:: SUPPLIED ENTRIES ::

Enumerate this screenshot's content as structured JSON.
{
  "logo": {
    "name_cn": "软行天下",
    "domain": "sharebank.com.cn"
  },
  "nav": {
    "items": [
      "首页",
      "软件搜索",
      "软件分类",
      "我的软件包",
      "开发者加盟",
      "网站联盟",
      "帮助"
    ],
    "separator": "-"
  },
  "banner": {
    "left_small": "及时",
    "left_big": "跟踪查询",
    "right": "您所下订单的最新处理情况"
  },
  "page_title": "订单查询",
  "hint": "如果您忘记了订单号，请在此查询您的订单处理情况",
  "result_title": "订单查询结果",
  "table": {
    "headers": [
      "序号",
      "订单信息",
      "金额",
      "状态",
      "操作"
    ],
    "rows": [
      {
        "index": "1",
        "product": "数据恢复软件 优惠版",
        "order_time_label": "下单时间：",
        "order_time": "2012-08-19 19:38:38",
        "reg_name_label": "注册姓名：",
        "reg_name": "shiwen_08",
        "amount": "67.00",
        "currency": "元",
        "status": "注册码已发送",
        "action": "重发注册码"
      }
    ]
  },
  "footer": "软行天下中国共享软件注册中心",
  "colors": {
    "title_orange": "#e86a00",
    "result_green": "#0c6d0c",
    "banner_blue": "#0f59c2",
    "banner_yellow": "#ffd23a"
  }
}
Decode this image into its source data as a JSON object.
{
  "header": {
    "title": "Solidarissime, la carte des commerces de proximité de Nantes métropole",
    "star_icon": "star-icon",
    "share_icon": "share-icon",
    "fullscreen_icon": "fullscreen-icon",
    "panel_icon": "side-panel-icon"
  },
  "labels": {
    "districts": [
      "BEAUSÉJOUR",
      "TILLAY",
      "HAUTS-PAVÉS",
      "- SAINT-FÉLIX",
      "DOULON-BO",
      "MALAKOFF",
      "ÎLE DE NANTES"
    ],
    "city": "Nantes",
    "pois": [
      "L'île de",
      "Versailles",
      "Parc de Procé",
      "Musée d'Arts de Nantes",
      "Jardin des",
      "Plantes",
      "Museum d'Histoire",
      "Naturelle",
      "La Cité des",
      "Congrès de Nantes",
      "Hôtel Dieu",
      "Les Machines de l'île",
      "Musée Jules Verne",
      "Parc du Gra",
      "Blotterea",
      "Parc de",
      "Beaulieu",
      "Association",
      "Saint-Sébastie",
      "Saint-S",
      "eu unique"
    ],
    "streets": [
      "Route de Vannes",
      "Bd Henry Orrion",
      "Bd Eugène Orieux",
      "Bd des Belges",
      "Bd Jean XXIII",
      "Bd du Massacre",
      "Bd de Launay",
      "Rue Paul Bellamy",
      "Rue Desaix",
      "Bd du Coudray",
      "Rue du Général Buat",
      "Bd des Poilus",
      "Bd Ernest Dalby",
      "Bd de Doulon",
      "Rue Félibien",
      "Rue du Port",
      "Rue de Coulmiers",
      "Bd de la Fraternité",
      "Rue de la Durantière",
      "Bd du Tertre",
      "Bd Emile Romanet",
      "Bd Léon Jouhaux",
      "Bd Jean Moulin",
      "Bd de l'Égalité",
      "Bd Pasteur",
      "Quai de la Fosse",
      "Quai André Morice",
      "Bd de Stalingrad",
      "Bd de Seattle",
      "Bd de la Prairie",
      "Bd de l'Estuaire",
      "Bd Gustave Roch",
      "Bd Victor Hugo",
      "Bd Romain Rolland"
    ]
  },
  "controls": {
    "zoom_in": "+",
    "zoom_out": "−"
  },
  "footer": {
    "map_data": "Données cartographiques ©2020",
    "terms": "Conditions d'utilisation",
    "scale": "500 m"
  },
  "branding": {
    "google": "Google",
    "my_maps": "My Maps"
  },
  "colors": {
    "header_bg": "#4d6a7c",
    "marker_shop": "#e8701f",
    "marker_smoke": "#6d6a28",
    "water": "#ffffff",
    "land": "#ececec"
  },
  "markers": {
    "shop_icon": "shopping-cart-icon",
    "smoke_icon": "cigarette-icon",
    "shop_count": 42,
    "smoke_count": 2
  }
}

:::

WHAT IS REQUIRED: Please repeat the material above, word for word and in full.

RESPONSE TO THIS TASK:
Enumerate this screenshot's content as structured JSON.
{
  "logo": {
    "name_cn": "软行天下",
    "domain": "sharebank.com.cn"
  },
  "nav": {
    "items": [
      "首页",
      "软件搜索",
      "软件分类",
      "我的软件包",
      "开发者加盟",
      "网站联盟",
      "帮助"
    ],
    "separator": "-"
  },
  "banner": {
    "left_small": "及时",
    "left_big": "跟踪查询",
    "right": "您所下订单的最新处理情况"
  },
  "page_title": "订单查询",
  "hint": "如果您忘记了订单号，请在此查询您的订单处理情况",
  "result_title": "订单查询结果",
  "table": {
    "headers": [
      "序号",
      "订单信息",
      "金额",
      "状态",
      "操作"
    ],
    "rows": [
      {
        "index": "1",
        "product": "数据恢复软件 优惠版",
        "order_time_label": "下单时间：",
        "order_time": "2012-08-19 19:38:38",
        "reg_name_label": "注册姓名：",
        "reg_name": "shiwen_08",
        "amount": "67.00",
        "currency": "元",
        "status": "注册码已发送",
        "action": "重发注册码"
      }
    ]
  },
  "footer": "软行天下中国共享软件注册中心",
  "colors": {
    "title_orange": "#e86a00",
    "result_green": "#0c6d0c",
    "banner_blue": "#0f59c2",
    "banner_yellow": "#ffd23a"
  }
}
Decode this image into its source data as a JSON object.
{
  "header": {
    "title": "Solidarissime, la carte des commerces de proximité de Nantes métropole",
    "star_icon": "star-icon",
    "share_icon": "share-icon",
    "fullscreen_icon": "fullscreen-icon",
    "panel_icon": "side-panel-icon"
  },
  "labels": {
    "districts": [
      "BEAUSÉJOUR",
      "TILLAY",
      "HAUTS-PAVÉS",
      "- SAINT-FÉLIX",
      "DOULON-BO",
      "MALAKOFF",
      "ÎLE DE NANTES"
    ],
    "city": "Nantes",
    "pois": [
      "L'île de",
      "Versailles",
      "Parc de Procé",
      "Musée d'Arts de Nantes",
      "Jardin des",
      "Plantes",
      "Museum d'Histoire",
      "Naturelle",
      "La Cité des",
      "Congrès de Nantes",
      "Hôtel Dieu",
      "Les Machines de l'île",
      "Musée Jules Verne",
      "Parc du Gra",
      "Blotterea",
      "Parc de",
      "Beaulieu",
      "Association",
      "Saint-Sébastie",
      "Saint-S",
      "eu unique"
    ],
    "streets": [
      "Route de Vannes",
      "Bd Henry Orrion",
      "Bd Eugène Orieux",
      "Bd des Belges",
      "Bd Jean XXIII",
      "Bd du Massacre",
      "Bd de Launay",
      "Rue Paul Bellamy",
      "Rue Desaix",
      "Bd du Coudray",
      "Rue du Général Buat",
      "Bd des Poilus",
      "Bd Ernest Dalby",
      "Bd de Doulon",
      "Rue Félibien",
      "Rue du Port",
      "Rue de Coulmiers",
      "Bd de la Fraternité",
      "Rue de la Durantière",
      "Bd du Tertre",
      "Bd Emile Romanet",
      "Bd Léon Jouhaux",
      "Bd Jean Moulin",
      "Bd de l'Égalité",
      "Bd Pasteur",
      "Quai de la Fosse",
      "Quai André Morice",
      "Bd de Stalingrad",
      "Bd de Seattle",
      "Bd de la Prairie",
      "Bd de l'Estuaire",
      "Bd Gustave Roch",
      "Bd Victor Hugo",
      "Bd Romain Rolland"
    ]
  },
  "controls": {
    "zoom_in": "+",
    "zoom_out": "−"
  },
  "footer": {
    "map_data": "Données cartographiques ©2020",
    "terms": "Conditions d'utilisation",
    "scale": "500 m"
  },
  "branding": {
    "google": "Google",
    "my_maps": "My Maps"
  },
  "colors": {
    "header_bg": "#4d6a7c",
    "marker_shop": "#e8701f",
    "marker_smoke": "#6d6a28",
    "water": "#ffffff",
    "land": "#ececec"
  },
  "markers": {
    "shop_icon": "shopping-cart-icon",
    "smoke_icon": "cigarette-icon",
    "shop_count": 42,
    "smoke_count": 2
  }
}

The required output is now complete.